What is being asked
Type out the complete listing below word for word, without its pictures.

Data supplied
## Start
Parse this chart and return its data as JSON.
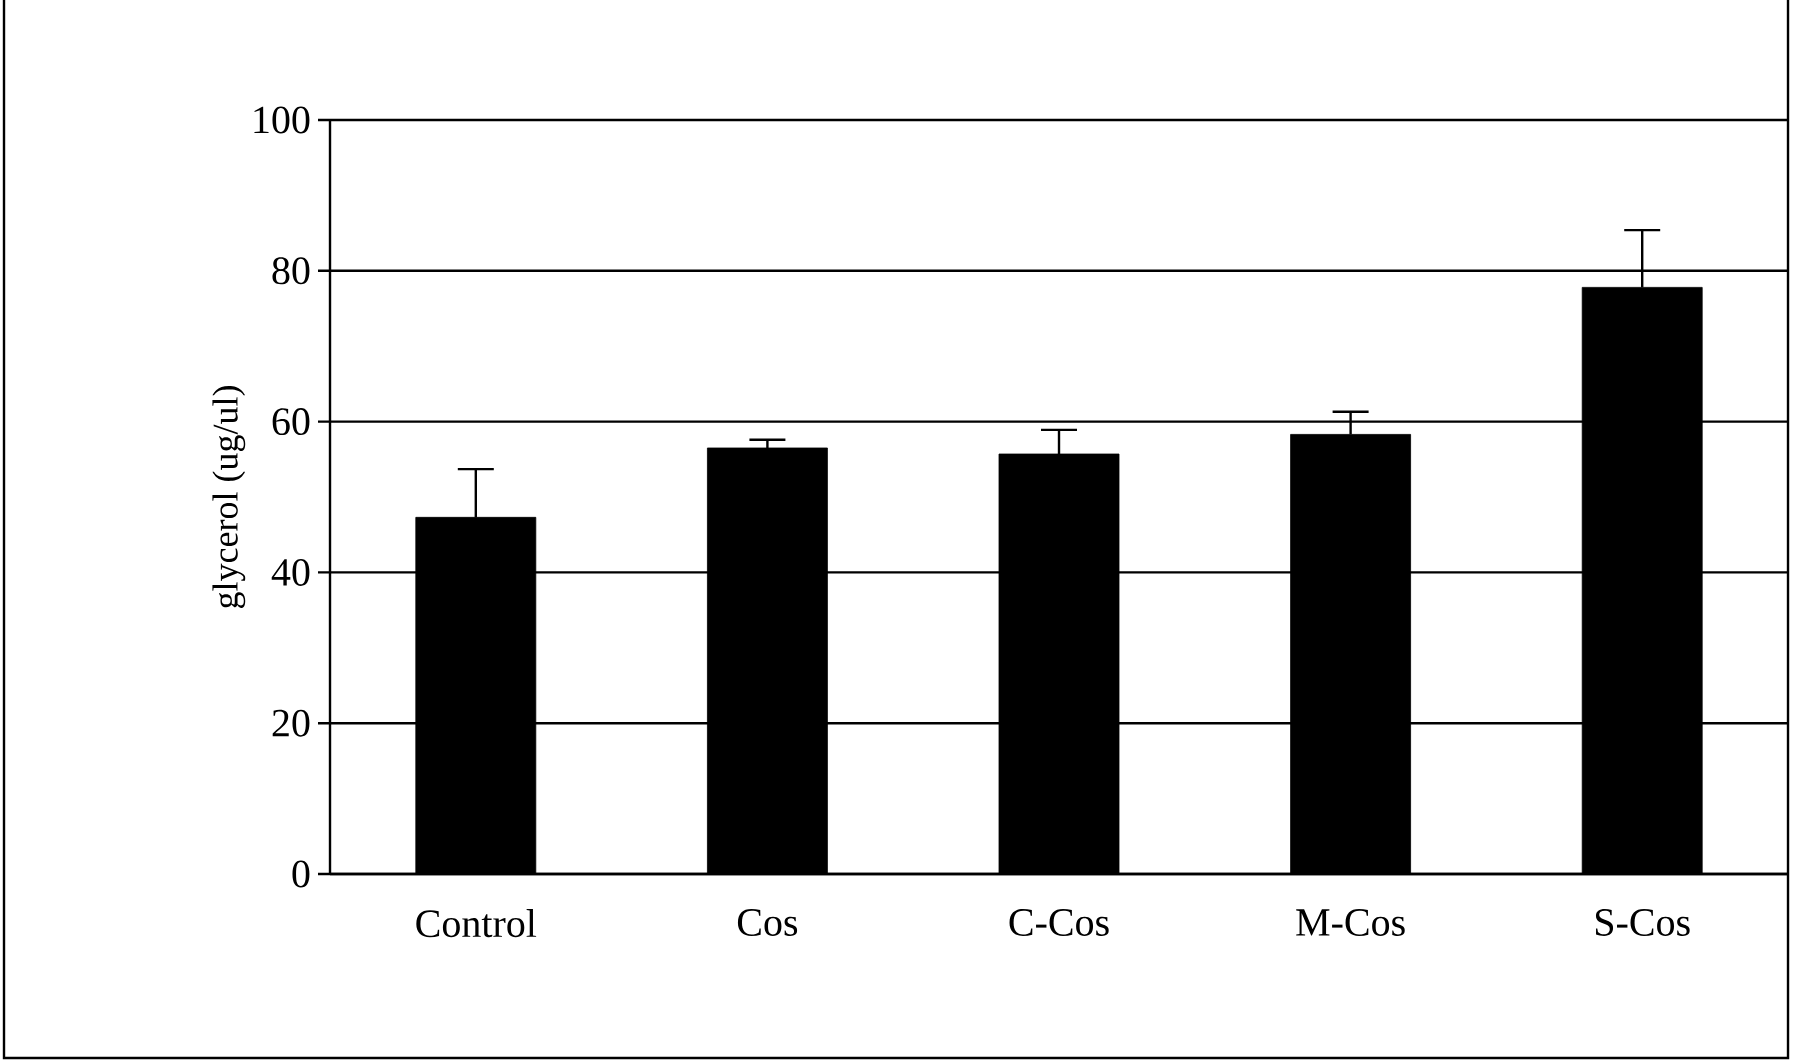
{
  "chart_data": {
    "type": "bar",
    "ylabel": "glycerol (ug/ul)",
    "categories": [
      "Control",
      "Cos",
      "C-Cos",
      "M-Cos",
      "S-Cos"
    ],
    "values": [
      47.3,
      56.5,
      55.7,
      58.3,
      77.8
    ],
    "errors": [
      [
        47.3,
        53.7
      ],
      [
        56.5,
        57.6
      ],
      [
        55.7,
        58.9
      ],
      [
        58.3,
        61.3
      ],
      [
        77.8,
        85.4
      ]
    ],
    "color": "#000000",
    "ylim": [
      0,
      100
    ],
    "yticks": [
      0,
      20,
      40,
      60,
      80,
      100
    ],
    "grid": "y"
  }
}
## End
Complete answer
Parse this chart and return its data as JSON.
{
  "chart_data": {
    "type": "bar",
    "ylabel": "glycerol (ug/ul)",
    "categories": [
      "Control",
      "Cos",
      "C-Cos",
      "M-Cos",
      "S-Cos"
    ],
    "values": [
      47.3,
      56.5,
      55.7,
      58.3,
      77.8
    ],
    "errors": [
      [
        47.3,
        53.7
      ],
      [
        56.5,
        57.6
      ],
      [
        55.7,
        58.9
      ],
      [
        58.3,
        61.3
      ],
      [
        77.8,
        85.4
      ]
    ],
    "color": "#000000",
    "ylim": [
      0,
      100
    ],
    "yticks": [
      0,
      20,
      40,
      60,
      80,
      100
    ],
    "grid": "y"
  }
}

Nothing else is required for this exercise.